Extracted data entries:
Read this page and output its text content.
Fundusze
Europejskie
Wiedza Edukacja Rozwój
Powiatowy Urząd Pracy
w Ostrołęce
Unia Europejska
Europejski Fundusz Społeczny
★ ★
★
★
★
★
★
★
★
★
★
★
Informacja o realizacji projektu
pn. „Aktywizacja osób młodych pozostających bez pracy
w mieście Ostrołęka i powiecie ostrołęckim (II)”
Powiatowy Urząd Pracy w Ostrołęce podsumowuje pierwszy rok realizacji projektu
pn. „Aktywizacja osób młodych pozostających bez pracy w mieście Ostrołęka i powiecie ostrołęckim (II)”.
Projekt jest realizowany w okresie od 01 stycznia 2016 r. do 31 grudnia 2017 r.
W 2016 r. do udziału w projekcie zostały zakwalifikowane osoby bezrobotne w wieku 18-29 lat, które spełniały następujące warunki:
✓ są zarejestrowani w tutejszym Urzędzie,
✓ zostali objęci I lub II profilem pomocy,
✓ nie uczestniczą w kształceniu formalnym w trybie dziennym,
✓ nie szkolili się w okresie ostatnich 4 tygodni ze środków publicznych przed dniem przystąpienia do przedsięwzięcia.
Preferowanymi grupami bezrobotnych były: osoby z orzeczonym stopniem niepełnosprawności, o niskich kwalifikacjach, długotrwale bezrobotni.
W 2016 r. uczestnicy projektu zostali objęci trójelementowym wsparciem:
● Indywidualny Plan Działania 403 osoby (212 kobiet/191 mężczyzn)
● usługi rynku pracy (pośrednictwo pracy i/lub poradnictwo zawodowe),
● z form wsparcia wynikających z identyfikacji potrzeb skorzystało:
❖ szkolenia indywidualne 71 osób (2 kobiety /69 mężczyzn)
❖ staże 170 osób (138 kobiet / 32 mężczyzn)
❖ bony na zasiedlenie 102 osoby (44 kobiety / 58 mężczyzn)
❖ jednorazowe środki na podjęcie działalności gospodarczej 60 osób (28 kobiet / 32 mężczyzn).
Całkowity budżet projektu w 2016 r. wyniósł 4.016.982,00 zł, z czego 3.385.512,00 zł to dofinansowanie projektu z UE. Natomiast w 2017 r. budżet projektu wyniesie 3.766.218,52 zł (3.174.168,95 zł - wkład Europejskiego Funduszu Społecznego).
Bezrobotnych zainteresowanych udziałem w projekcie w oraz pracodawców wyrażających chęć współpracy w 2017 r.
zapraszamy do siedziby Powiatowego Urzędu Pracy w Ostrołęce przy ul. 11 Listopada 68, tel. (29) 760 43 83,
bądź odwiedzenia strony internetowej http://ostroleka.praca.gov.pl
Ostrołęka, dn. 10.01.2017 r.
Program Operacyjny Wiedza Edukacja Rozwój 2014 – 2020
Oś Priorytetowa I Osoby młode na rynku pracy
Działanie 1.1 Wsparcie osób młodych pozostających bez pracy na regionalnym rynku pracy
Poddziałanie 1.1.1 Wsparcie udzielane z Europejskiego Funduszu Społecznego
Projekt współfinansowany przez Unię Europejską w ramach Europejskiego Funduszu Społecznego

What this task involves:
All of the entries above need to be reproduced exactly.

Expected answer:
Read this page and output its text content.
Fundusze
Europejskie
Wiedza Edukacja Rozwój
Powiatowy Urząd Pracy
w Ostrołęce
Unia Europejska
Europejski Fundusz Społeczny
★ ★
★
★
★
★
★
★
★
★
★
★
Informacja o realizacji projektu
pn. „Aktywizacja osób młodych pozostających bez pracy
w mieście Ostrołęka i powiecie ostrołęckim (II)”
Powiatowy Urząd Pracy w Ostrołęce podsumowuje pierwszy rok realizacji projektu
pn. „Aktywizacja osób młodych pozostających bez pracy w mieście Ostrołęka i powiecie ostrołęckim (II)”.
Projekt jest realizowany w okresie od 01 stycznia 2016 r. do 31 grudnia 2017 r.
W 2016 r. do udziału w projekcie zostały zakwalifikowane osoby bezrobotne w wieku 18-29 lat, które spełniały następujące warunki:
✓ są zarejestrowani w tutejszym Urzędzie,
✓ zostali objęci I lub II profilem pomocy,
✓ nie uczestniczą w kształceniu formalnym w trybie dziennym,
✓ nie szkolili się w okresie ostatnich 4 tygodni ze środków publicznych przed dniem przystąpienia do przedsięwzięcia.
Preferowanymi grupami bezrobotnych były: osoby z orzeczonym stopniem niepełnosprawności, o niskich kwalifikacjach, długotrwale bezrobotni.
W 2016 r. uczestnicy projektu zostali objęci trójelementowym wsparciem:
● Indywidualny Plan Działania 403 osoby (212 kobiet/191 mężczyzn)
● usługi rynku pracy (pośrednictwo pracy i/lub poradnictwo zawodowe),
● z form wsparcia wynikających z identyfikacji potrzeb skorzystało:
❖ szkolenia indywidualne 71 osób (2 kobiety /69 mężczyzn)
❖ staże 170 osób (138 kobiet / 32 mężczyzn)
❖ bony na zasiedlenie 102 osoby (44 kobiety / 58 mężczyzn)
❖ jednorazowe środki na podjęcie działalności gospodarczej 60 osób (28 kobiet / 32 mężczyzn).
Całkowity budżet projektu w 2016 r. wyniósł 4.016.982,00 zł, z czego 3.385.512,00 zł to dofinansowanie projektu z UE. Natomiast w 2017 r. budżet projektu wyniesie 3.766.218,52 zł (3.174.168,95 zł - wkład Europejskiego Funduszu Społecznego).
Bezrobotnych zainteresowanych udziałem w projekcie w oraz pracodawców wyrażających chęć współpracy w 2017 r.
zapraszamy do siedziby Powiatowego Urzędu Pracy w Ostrołęce przy ul. 11 Listopada 68, tel. (29) 760 43 83,
bądź odwiedzenia strony internetowej http://ostroleka.praca.gov.pl
Ostrołęka, dn. 10.01.2017 r.
Program Operacyjny Wiedza Edukacja Rozwój 2014 – 2020
Oś Priorytetowa I Osoby młode na rynku pracy
Działanie 1.1 Wsparcie osób młodych pozostających bez pracy na regionalnym rynku pracy
Poddziałanie 1.1.1 Wsparcie udzielane z Europejskiego Funduszu Społecznego
Projekt współfinansowany przez Unię Europejską w ramach Europejskiego Funduszu Społecznego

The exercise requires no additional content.